**Exercise instructions:** Determine which lines contain the word "прогнозы", then copy those lines.

**Supplied data:**
▼▼▼

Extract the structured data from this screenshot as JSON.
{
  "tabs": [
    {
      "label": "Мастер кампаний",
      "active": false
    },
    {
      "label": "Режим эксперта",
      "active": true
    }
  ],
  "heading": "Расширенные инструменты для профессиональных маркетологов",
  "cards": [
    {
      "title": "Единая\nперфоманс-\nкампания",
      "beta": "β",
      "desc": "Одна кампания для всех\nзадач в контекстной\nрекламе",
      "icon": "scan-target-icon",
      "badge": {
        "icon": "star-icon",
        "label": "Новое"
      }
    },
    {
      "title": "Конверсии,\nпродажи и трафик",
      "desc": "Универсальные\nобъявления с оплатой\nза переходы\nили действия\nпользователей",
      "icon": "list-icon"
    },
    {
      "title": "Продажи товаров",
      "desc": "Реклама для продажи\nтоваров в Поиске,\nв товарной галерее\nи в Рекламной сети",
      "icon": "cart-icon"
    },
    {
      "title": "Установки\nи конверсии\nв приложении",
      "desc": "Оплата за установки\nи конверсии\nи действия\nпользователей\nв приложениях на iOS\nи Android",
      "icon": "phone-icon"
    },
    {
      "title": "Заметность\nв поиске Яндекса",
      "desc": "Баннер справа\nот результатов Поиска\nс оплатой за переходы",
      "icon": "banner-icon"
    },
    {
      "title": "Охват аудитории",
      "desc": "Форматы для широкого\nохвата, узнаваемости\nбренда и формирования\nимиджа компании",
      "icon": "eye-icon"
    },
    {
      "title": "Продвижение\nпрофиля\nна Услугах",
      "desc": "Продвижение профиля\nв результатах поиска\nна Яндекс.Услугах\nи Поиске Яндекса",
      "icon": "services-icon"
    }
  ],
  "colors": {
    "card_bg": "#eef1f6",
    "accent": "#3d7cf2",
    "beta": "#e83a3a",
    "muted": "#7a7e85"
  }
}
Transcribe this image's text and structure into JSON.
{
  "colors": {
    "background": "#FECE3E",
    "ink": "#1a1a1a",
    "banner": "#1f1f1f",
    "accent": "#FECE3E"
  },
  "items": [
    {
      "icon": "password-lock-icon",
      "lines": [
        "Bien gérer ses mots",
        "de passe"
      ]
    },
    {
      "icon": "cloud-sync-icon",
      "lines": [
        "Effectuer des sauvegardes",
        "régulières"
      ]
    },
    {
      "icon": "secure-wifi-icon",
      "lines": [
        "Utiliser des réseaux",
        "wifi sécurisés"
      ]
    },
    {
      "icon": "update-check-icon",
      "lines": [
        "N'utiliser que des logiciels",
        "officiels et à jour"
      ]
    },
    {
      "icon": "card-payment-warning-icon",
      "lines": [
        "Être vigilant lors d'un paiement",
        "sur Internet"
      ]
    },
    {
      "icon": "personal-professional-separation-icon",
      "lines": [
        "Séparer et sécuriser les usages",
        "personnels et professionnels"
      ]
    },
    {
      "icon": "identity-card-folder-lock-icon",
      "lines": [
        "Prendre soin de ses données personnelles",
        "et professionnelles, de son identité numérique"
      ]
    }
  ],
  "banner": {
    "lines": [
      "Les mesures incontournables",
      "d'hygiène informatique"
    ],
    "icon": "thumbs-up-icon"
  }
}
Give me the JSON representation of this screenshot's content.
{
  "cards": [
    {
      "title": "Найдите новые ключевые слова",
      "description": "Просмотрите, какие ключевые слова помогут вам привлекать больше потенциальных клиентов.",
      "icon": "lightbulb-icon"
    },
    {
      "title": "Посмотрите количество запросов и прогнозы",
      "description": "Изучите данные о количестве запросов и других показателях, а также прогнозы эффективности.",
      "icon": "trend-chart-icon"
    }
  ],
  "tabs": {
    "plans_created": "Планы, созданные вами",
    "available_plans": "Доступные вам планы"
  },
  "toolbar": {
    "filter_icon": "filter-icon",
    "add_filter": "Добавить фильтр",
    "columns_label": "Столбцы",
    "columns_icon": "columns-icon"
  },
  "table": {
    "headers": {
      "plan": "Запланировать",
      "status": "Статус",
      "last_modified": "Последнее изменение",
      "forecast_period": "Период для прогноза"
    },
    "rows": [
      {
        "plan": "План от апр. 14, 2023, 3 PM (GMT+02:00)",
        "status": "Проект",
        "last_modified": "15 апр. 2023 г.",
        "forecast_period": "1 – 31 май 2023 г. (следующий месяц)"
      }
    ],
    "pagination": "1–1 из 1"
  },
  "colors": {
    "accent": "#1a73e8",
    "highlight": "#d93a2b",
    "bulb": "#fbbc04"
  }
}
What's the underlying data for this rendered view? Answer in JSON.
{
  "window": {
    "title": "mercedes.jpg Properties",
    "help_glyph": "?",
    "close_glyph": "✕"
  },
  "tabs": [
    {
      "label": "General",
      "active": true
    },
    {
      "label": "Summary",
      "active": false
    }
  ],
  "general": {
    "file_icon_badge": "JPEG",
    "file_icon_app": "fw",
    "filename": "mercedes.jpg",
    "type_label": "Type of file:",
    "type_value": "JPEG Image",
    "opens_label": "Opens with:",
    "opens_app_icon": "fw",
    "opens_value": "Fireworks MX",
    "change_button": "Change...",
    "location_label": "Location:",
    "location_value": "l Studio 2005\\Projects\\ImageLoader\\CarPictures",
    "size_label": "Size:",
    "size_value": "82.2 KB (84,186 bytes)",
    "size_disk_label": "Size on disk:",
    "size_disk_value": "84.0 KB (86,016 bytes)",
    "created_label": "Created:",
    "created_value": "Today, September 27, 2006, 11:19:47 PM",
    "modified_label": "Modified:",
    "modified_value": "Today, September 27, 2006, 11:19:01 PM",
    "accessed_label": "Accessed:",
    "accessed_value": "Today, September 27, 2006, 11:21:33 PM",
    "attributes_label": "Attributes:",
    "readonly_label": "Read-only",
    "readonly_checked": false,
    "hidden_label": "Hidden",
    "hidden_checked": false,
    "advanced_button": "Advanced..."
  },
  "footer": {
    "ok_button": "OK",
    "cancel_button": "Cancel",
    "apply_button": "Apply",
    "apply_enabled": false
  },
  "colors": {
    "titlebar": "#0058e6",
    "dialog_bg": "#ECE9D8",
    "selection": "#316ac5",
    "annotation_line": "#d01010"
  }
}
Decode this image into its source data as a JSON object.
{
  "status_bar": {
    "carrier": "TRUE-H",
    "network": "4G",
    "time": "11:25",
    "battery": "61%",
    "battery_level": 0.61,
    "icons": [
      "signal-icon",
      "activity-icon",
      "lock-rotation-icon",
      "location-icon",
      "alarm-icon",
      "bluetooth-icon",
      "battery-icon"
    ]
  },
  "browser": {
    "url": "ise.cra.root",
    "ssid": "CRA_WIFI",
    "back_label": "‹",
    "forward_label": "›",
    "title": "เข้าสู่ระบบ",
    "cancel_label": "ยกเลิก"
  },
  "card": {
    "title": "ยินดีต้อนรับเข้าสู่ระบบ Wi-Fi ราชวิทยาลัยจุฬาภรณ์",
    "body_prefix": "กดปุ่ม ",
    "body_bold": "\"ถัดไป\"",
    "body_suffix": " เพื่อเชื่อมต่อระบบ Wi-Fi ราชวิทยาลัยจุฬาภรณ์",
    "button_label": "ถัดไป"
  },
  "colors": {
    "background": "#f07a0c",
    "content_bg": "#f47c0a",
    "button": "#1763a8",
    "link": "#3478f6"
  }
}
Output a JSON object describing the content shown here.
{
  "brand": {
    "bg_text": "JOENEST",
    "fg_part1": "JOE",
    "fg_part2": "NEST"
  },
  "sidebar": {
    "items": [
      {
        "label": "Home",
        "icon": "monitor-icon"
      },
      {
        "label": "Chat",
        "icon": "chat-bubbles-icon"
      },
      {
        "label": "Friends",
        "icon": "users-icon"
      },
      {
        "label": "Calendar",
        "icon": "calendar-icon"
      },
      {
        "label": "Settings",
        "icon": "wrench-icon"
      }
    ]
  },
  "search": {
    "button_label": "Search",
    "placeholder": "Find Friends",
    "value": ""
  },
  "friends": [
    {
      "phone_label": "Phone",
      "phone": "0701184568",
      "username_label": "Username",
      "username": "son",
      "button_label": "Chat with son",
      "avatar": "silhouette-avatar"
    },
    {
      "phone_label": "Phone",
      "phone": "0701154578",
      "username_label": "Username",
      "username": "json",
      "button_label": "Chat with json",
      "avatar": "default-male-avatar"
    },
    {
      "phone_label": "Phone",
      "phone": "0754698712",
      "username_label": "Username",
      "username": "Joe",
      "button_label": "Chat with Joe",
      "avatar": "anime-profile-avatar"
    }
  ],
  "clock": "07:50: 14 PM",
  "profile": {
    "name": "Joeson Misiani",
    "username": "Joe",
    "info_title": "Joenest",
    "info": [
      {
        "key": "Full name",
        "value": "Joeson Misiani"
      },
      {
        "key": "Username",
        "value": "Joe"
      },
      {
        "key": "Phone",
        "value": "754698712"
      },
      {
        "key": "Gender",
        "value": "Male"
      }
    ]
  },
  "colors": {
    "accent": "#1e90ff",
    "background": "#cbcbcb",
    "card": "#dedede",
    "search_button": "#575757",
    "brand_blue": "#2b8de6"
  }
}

▲▲▲

**Finished exercise:**
      "title": "Посмотрите количество запросов и прогнозы",
      "description": "Изучите данные о количестве запросов и других показателях, а также прогнозы эффективности.",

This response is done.